*OPDRACHTEN*.
1 > Neem alle vragen over die in de leestekst worden gesteld, elk op een eigen regel.
2 > Beantwoord de volgende vragen op basis van de leestekst.
(a) Hoeveel werkzoekenden die het Nederlands onvoldoende tot niet beheersen, worden genoemd?
(b) Welke functie vervult de ondervoorzitter van cd&v eveneens?
(c) Hoe omschrijft de spreker in de laatste zin de partij van wie de voorstellen komen?

*LEESTEKST*.
====
Hebben alle 42.737 – dat is een middelgrote stad – werkzoekenden die het Nederlands onvoldoende tot niet beheersen het volgen van lessen Nederlands als verplichte actie op het afsprakenblad meegekregen? Indien niet, hoe beslist VDAB over het al dan niet volgen van lessen Nederlands?
Hoeveel werklozen werden reeds gesanctioneerd omdat ze niet willen ingaan op een taalaanbod Nederlands of omdat ze deze opleiding vroegtijdig hebben stopgezet?
Op welke manier kunnen lessen Nederlands afdwingbaar worden gemaakt? Kunnen we daar korter op de bal spelen, zoals de ondervoorzitter van cd&v, die toevallig ook de voorzitter is van deze commissie – voor de miljoenen kijkers die zich dat moesten afvragen –, dat ook heeft voorgesteld?
Dank u wel. Ik ben blij dat u inspiratie vindt in de voorstellen van de mooiste partij van Vlaanderen.
====
*GEGEVENSFRAGMENT*.
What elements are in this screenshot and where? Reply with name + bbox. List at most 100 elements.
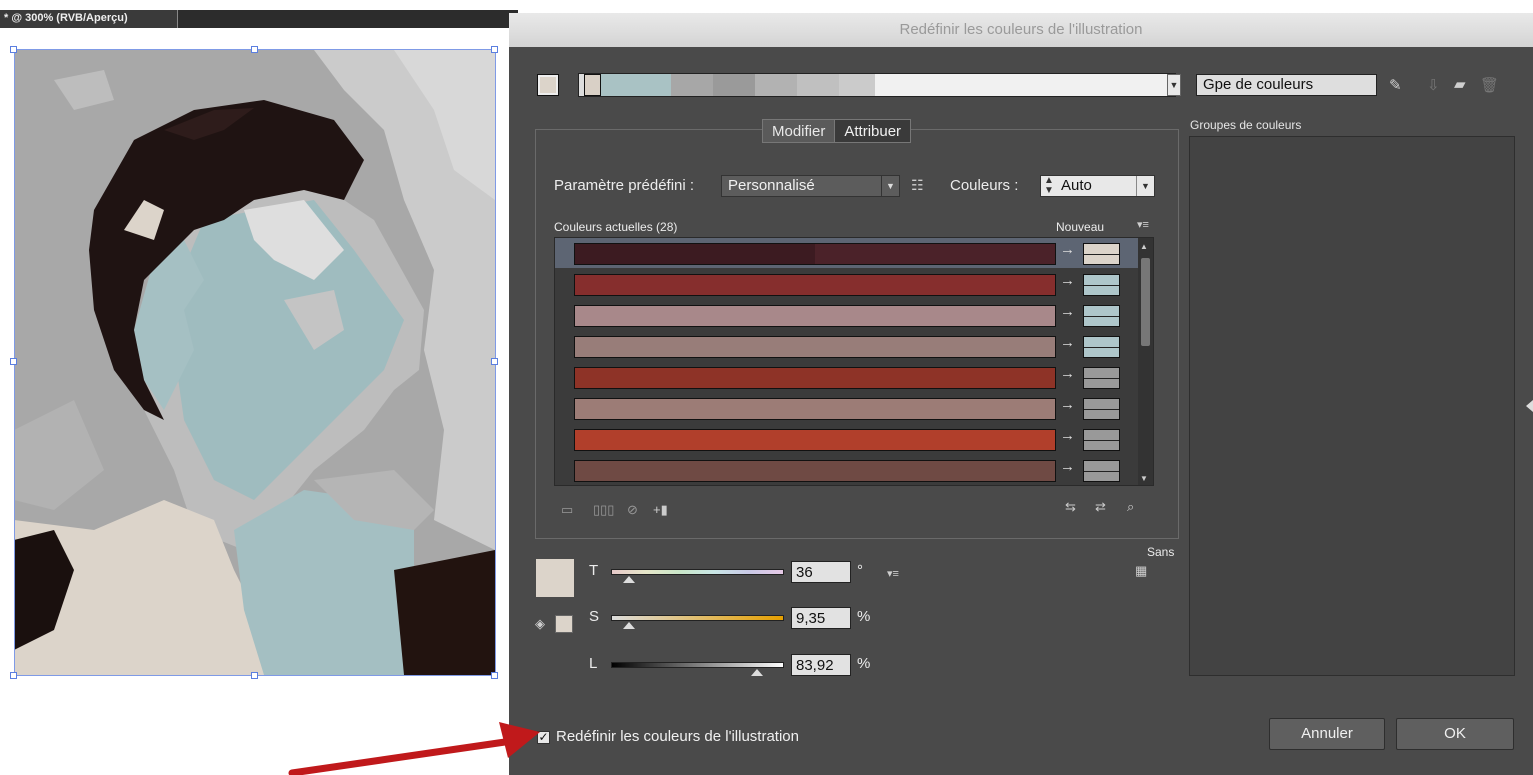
====
*VERWACHTE ANTWOORDEN*.
1 >
Hebben alle 42.737 – dat is een middelgrote stad – werkzoekenden die het Nederlands onvoldoende tot niet beheersen het volgen van lessen Nederlands als verplichte actie op het afsprakenblad meegekregen?
Indien niet, hoe beslist VDAB over het al dan niet volgen van lessen Nederlands?
Hoeveel werklozen werden reeds gesanctioneerd omdat ze niet willen ingaan op een taalaanbod Nederlands of omdat ze deze opleiding vroegtijdig hebben stopgezet?
Op welke manier kunnen lessen Nederlands afdwingbaar worden gemaakt?
Kunnen we daar korter op de bal spelen, zoals de ondervoorzitter van cd&v, die toevallig ook de voorzitter is van deze commissie – voor de miljoenen kijkers die zich dat moesten afvragen –, dat ook heeft voorgesteld?

2 >
(a) 42.737
(b) Voorzitter van deze commissie
(c) De mooiste partij van Vlaanderen